-- Begin --

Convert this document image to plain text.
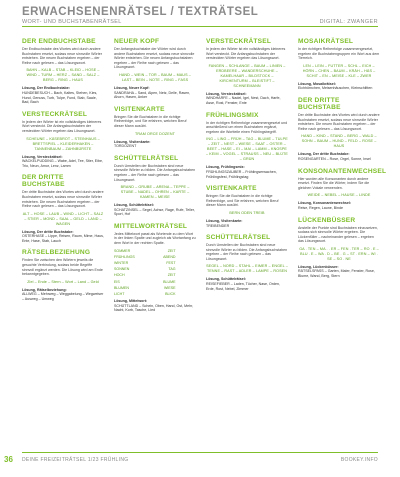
ERWACHSENENRÄTSEL / TEXTRÄTSEL
WORT- UND BUCHSTABENRÄTSEL	DIGITAL: ZWANGER
DER ENDBUCHSTABE
Der Endbuchstabe des Wortes wird durch andere Buchstaben ersetzt, sodass neue sinnvolle Wörter entstehen. Die neuen Buchstaben ergeben – der Reihe nach gelesen – das Lösungswort.
BAHN – KALB – STAB – KLEID – HOSE – WIND – TURM – HERZ – SAND – SALZ – BERG – RING – HAUS
Lösung, Der Endbuchstabe:
HUNDEBESUCH – Bach, Kaltes, Stehen, Kies, Hund, Genuss, Turb, Tulpe, Fund, Stab, Saale, Bad, Bach
VERSTECKRÄTSEL
In jedem der Wörter ist ein vollständiges kleineres Wort versteckt. Die Anfangsbuchstaben der versteckten Wörter ergeben das Lösungswort.
SCHEUNE – KÄSEBROT – STEINHAUS – BRETTSPIEL – KLEIDERHAKEN – TANNENBAUM – ZAHNBÜRSTE
Lösung, Versteckrätsel:
WACKELPUDDING – Wabe, Adel, Tee, Stier, Eibe, Trio, Neun, Amor, Lenz, Lamm
DER DRITTE BUCHSTABE
Der dritte Buchstabe des Wortes wird durch andere Buchstaben ersetzt, sodass neue sinnvolle Wörter entstehen. Die neuen Buchstaben ergeben – der Reihe nach gelesen – das Lösungswort.
ALT – HOSE – LAUB – WIND – LICHT – SALZ – STIER – MOND – SAAL – GELD – LAND – WAGEN
Lösung, Der dritte Buchstabe:
OSTERHASE – Lippe, Reisen, Raum, Mime, Haus, Ente, Hase, Stab, Lauch
RÄTSELBEZIEHUNG
Finden Sie zwischen den Wörtern jeweils die gesuchte Verbindung, sodass beide Begriffe sinnvoll ergänzt werden. Die Lösung wird am Ende bekanntgegeben.
Ziel – Ende – Stern – Wort – Land – Geld
Lösung, Rätselbeziehung:
ALLWEG – Mehrweg – Weggabelung – Wegweiser – Ausweg – Umweg
NEUER KOPF
Der Anfangsbuchstabe der Wörter wird durch andere Buchstaben ersetzt, sodass neue sinnvolle Wörter entstehen. Die neuen Anfangsbuchstaben ergeben – der Reihe nach gelesen – das Lösungswort.
HAND – WEIN – TOR – BAUM – MAUS – LAST – BEIN – NOTE – RING – FASS
Lösung, Neuer Kopf:
SANDRAHA – Sand, Alpen, Netz, Delle, Rasen, Ahorn, Hasen, Anker
VISITENKARTE
Bringen Sie die Buchstaben in die richtige Reihenfolge, und Sie erfahren, welchen Beruf dieser Mann ausübt.
TRAM ORCE DOZENT
Lösung, Visitenkarte:
TORDOZENT
SCHÜTTELRÄTSEL
Durch Umstellen der Buchstaben sind neue sinnvolle Wörter zu bilden. Die Anfangsbuchstaben ergeben – der Reihe nach gelesen – das Lösungswort.
BRAND – GRUBE – ARENA – TEPPE – STUBE – NADEL – OHREN – KARTE – KAMEN – MEISE
Lösung, Schüttelrätsel:
SCHATZINSEL – Segel, Achse, Rage, Rufe, Teller, Sport, Hof
MITTELWORTRÄTSEL
Jedes Mittelwort passt als Wortende zu dem Wort in der linken Spalte und zugleich als Wortanfang zu dem Wort in der rechten Spalte.
SOMMER
FRÜHLINGS
WINTER
SONNEN
HOCH
EIS
BLUMEN
LICHT
ZEIT
ABEND
FEST
TAG
ZEIT
BLUME
WIESE
BLICK
Lösung, Mittelwort:
SCHÜTTLAND – Schein, Oben, Hand, Ost, Mehr, Nacht, Korb, Tasche, Lied
VERSTECKRÄTSEL
In jedem der Wörter ist ein vollständiges kleineres Wort versteckt. Die Anfangsbuchstaben der versteckten Wörter ergeben das Lösungswort.
FANGEN – SCHLANGE – BAUM – LINIEN – ERDBEERE – WANDERSCHUHE – KAMELHAAR – BILDSTOCK – KIRCHENTURM – BLEISTIFT – SCHNEEMANN
Lösung, Versteckrätsel:
WINDHARFE – Nadel, Igel, Nest, Dach, Harfe, Asse, Rost, Fenster, Ente
FRÜHLINGSMIX
In der richtigen Reihenfolge zusammengesetzt und anschließend um einen Buchstaben ergänzt, ergeben die Wortteile einen Frühlingsbegriff.
ING – LING – FRÜH – TAG – BLUME – TULPE – ZEIT – NEST – WIESE – SAAT – OSTER – BEET – HASE – EI – MAI – LAMM – KNOSPE – KEIM – VOGEL – STRAUSS – NEU – BLÜTE – GRÜN
Lösung, Frühlingsmix:
FRÜHLINGSZAUBER – Frühlingserwachen, Frühlingsfest, Frühlingstag
VISITENKARTE
Bringen Sie die Buchstaben in die richtige Reihenfolge, und Sie erfahren, welchen Beruf dieser Mann ausübt.
BERN ODEN TREIB
Lösung, Visitenkarte:
TREIBENDER
SCHÜTTELRÄTSEL
Durch Umstellen der Buchstaben sind neue sinnvolle Wörter zu bilden. Die Anfangsbuchstaben ergeben – der Reihe nach gelesen – das Lösungswort.
SEGEL – NORD – STAHL – EIMER – ENGEL – TENNE – RAST – ADLER – LAMPE – ROSEN
Lösung, Schüttelrätsel:
REISEFIEBER – Laden, Tücher, Nase, Orden, Erde, Rost, Nebel, Zimmer
MOSAIKRÄTSEL
In der richtigen Reihenfolge zusammengesetzt, ergeben die Buchstabengruppen ein Wort aus dem Tierreich.
LEN – LEIN – FUTTER – SCHL – EICH – HÖRN – CHEN – BAUM – KRÄH – HÄS – SCHIT – EN – MEISE – KLE – ZWER
Lösung, Mosaikrätsel:
Eichhörnchen, Meisenhäuschen, Kleinschlitten
DER DRITTE BUCHSTABE
Der dritte Buchstabe des Wortes wird durch andere Buchstaben ersetzt, sodass neue sinnvolle Wörter entstehen. Die neuen Buchstaben ergeben – der Reihe nach gelesen – das Lösungswort.
HAND – KIND – STAND – BERG – WALD – SOHN – BAUM – HUND – FELD – ROSE – HAUS
Lösung, Der dritte Buchstabe:
ROSENGARTEN – Rose, Orgel, Sonne, Insel
KONSONANTENWECHSEL
Hier wurden alle Konsonanten durch andere ersetzt. Finden Sie die Wörter, indem Sie die gleichen Vokale verwenden.
WEIDE – NEBEL – HAUSE – LINDE
Lösung, Konsonantenwechsel:
Reise, Regen, Laune, Binde
LÜCKENBÜSSER
Anstelle der Punkte sind Buchstaben einzusetzen, sodass sich sinnvolle Wörter ergeben. Die Lückenfüller – nacheinander gelesen – ergeben das Lösungswort.
GA . TEN – MA . . ER – FEN . TER – RO . E – BLU . E – WA . D – BE . G – ST . ERN – WI . SE – SO . NE
Lösung, Lückenbüsser:
RÄTSELSPASS – Garten, Maler, Fenster, Rose, Blume, Wand, Berg, Stern
36 DEINE FREIZEITRÄTSEL 1/23 FRÜHLING	BOOKEY.INFO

-- End --

**What the task asks:** Across all the entries, count the lines that contain the word "Rost" and give the number by itself.

**Response:** 2